Tasks:
A) Answer the following from the text about Julian Assange and the UN, one line each:
(i) In which country is the International Institute for Peace, Justice and Human Rights registered?
(ii) About how many officials make up the senior U.S. delegation?
(iii) In which city and on which day will Assange speak?
B) Extend the text about Julian Assange and the UN, starting after its final sentence.

Text:
The Wikileaks community and Wikileaks watchers are actively and likely inadvertently the myth that Julian Assange, Wikileaks founder and front-man, is giving a “keynote” at the UN this week. They are forwarding a Tweet from @Wikileaks that includes a link to a Reuters “Factbox” article that appears to indicate Assange is speaking at the UN. In fact, he is not giving the “keynote” or otherwise speaking at the UN Human Rights meeting but at a press conference put on by the International Institute for Peace, Justice and Human Rights (IIPJHR), a nongovernmental organization registered in Switzerland. A minor detail.
A senior U.S. delegation of some 30 officials is likely to be under fire about racial discrimination and the fight against terrorism at the forum, dominated by developing countries, many of them Muslim, often backed by Russia and China.
Julian Assange, founder of WikiLeaks which has made public nearly 500,000 classified U.S. files on the war in Iraq and Afghanistan, will speak in Geneva on Thursday ahead of the session.

Data supplied:
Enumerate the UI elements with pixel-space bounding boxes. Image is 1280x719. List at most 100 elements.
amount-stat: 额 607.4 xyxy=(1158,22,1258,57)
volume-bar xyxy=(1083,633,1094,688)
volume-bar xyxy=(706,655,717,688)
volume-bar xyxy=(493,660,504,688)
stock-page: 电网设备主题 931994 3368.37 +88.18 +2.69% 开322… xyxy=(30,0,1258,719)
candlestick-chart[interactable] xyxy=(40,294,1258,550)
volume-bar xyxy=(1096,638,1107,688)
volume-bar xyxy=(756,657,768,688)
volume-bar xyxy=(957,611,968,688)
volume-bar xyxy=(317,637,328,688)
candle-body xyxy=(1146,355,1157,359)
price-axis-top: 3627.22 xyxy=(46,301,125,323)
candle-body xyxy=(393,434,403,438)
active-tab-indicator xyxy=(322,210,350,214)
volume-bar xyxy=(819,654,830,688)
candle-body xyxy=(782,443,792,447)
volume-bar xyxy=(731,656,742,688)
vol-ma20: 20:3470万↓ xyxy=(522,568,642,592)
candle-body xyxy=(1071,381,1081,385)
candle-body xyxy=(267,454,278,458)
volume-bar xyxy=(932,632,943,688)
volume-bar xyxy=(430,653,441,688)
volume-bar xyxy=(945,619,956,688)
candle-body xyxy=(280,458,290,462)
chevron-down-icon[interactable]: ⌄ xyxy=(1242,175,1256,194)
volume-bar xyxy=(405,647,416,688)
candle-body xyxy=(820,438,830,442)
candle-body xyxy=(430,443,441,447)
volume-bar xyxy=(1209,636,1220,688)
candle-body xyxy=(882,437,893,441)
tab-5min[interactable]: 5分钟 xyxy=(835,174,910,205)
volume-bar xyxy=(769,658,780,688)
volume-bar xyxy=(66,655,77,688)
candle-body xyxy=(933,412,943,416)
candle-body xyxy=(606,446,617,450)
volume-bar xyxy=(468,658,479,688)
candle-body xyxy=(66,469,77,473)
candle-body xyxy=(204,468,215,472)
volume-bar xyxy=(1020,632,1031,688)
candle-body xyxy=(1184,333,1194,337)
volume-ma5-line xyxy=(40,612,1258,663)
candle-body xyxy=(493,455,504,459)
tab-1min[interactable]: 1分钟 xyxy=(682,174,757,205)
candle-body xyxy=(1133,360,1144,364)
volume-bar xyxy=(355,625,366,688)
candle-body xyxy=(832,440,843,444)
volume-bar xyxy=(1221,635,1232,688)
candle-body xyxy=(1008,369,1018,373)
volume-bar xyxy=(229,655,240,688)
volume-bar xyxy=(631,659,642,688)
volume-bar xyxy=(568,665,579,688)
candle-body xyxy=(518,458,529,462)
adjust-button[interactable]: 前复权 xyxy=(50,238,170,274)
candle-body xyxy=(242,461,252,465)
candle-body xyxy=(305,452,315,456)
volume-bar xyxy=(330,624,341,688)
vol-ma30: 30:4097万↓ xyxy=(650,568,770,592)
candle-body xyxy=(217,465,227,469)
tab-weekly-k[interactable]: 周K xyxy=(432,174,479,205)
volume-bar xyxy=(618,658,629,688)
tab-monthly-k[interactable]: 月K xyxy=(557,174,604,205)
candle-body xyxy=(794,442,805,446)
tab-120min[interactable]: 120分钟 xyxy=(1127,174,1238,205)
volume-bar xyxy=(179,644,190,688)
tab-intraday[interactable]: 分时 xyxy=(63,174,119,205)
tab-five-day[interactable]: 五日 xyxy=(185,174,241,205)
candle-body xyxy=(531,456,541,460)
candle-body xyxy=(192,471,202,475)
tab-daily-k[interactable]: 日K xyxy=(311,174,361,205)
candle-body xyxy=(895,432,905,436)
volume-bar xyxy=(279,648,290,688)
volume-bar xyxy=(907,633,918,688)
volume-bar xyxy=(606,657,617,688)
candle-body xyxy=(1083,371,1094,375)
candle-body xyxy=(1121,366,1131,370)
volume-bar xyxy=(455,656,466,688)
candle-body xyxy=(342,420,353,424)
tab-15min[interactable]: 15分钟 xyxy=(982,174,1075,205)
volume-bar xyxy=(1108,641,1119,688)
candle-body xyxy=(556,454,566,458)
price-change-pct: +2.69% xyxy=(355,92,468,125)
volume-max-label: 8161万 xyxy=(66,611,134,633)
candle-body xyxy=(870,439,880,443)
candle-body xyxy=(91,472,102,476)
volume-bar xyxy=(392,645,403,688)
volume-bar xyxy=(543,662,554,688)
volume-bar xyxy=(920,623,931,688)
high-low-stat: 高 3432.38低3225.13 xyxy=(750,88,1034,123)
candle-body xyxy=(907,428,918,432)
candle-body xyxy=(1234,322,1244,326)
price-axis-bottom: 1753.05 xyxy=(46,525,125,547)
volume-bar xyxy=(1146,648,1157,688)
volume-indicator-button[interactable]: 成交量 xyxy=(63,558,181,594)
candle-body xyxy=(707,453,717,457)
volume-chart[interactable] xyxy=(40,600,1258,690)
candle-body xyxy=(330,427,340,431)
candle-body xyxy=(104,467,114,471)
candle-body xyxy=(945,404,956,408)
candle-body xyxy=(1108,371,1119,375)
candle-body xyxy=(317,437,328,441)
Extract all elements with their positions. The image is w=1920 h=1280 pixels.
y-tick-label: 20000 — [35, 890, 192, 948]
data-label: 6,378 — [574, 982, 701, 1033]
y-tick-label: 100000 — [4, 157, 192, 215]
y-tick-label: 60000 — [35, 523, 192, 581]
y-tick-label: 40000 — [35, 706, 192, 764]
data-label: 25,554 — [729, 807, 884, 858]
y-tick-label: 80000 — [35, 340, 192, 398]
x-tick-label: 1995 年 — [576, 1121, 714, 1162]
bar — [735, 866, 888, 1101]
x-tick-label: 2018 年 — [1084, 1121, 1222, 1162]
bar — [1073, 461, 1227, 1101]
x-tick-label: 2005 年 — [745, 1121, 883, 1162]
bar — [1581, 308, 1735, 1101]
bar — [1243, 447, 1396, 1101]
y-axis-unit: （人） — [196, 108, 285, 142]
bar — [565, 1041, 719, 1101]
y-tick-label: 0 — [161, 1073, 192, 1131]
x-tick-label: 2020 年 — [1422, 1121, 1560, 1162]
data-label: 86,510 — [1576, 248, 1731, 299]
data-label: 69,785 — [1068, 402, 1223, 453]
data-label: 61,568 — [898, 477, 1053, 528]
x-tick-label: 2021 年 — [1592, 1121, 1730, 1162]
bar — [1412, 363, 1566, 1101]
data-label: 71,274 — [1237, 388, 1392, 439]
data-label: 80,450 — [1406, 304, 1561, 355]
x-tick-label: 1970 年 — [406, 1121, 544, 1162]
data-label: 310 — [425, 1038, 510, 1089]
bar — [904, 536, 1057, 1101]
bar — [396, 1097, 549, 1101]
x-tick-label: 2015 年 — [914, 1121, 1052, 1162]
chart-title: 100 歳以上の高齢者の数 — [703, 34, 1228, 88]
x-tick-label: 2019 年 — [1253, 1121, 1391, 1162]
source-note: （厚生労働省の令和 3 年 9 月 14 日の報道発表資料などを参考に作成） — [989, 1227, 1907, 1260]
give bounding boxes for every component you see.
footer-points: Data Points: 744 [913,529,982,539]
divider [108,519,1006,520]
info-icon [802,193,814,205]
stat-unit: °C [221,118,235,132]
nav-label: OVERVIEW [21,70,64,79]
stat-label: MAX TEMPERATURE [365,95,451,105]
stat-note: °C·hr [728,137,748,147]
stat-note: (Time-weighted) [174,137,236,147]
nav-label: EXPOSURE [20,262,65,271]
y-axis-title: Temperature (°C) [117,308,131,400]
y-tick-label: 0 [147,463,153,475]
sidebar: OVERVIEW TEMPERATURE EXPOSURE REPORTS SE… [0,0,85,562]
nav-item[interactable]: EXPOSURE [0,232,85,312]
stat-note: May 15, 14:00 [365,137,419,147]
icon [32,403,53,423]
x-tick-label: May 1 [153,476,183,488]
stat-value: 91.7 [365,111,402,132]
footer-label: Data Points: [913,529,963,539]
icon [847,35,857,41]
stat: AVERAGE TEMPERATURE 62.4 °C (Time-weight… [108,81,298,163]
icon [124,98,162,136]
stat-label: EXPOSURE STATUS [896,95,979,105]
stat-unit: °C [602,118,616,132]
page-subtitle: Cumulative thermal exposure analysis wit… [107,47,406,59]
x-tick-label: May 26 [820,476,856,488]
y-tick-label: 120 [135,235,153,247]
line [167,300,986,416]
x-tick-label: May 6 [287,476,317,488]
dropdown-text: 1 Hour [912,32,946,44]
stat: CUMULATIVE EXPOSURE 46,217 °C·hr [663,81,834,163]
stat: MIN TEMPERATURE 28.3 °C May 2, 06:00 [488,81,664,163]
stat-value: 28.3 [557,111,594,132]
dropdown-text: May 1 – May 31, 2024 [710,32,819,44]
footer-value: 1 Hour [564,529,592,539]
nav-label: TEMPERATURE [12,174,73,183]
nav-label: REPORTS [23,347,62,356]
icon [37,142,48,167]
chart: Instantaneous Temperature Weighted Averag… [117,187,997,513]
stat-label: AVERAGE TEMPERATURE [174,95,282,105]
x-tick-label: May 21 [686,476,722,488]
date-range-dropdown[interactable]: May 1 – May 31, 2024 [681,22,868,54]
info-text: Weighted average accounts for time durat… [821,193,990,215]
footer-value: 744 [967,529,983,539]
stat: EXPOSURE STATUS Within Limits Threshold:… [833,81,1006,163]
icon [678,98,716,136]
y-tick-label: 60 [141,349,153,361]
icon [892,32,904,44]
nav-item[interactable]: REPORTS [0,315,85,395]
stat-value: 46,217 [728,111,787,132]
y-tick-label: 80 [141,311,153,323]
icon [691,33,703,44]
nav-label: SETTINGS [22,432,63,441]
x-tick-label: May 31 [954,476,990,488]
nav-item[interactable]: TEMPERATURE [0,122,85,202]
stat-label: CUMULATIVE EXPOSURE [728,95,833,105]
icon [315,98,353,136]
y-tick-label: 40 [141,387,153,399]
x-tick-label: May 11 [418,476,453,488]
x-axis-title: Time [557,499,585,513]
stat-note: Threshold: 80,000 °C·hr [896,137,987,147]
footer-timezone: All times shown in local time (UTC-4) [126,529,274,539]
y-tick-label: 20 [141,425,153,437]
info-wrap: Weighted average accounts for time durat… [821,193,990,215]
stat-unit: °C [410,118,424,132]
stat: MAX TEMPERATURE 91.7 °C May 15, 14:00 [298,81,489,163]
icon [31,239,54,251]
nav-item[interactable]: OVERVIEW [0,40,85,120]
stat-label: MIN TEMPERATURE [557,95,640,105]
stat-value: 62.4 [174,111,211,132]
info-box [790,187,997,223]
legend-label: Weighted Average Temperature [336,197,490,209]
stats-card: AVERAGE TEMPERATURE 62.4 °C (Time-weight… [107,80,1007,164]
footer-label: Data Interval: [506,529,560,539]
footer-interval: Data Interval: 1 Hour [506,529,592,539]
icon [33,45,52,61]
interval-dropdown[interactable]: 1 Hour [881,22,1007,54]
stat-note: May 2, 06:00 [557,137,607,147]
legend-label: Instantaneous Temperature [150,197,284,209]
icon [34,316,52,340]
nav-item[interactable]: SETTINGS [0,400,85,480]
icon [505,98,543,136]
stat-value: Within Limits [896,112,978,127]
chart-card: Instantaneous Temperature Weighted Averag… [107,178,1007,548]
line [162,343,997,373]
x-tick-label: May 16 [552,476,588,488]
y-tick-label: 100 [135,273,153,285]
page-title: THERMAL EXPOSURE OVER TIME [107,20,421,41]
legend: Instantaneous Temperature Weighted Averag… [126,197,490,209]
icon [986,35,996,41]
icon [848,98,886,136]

Written responses:
A)
(i) Switzerland
(ii) Some 30 officials
(iii) Geneva, on Thursday

B)
The IIPJHR website, apparently online for about two years, includes little information and a lot of sample template text (under the menu “Records & Publications” is multiple “MooSubmenu Demo” entries).
The event with Assange is a press conference at the Swiss Press Club “on the theme The United States and Human Rights.” Followed by a “side event”, which is the UN’s Universal Periodic Review (UPR) held by the Office of the High Commissioner of Human Rights.
The UPR was created through the UN General Assembly on 15 March 2006 by resolution 60/251, which established the Human Rights Council itself. It is a cooperative process which, by 2011, will have reviewed the human rights records of every country. Currently, no other universal mechanism of this kind exists. The UPR is one of the key elements of the new Council which reminds States of their responsibility to fully respect and implement all human rights and fundamental freedoms. The ultimate aim of this new mechanism is to improve the human rights situation in all countries and address human rights violations wherever they occur. [emphasis added]
Wikileaks, using its only active communication channel, Tweeted the Reuters article. According to TweetReach, this reached 26,864 people via 50 tweets, including 5,622 by @EvgenyMorozov (who followed this Tweet with another, saying “I am sure everyone in DC will finally warm up to the UN after the Assange "keynote" there! ;-)”).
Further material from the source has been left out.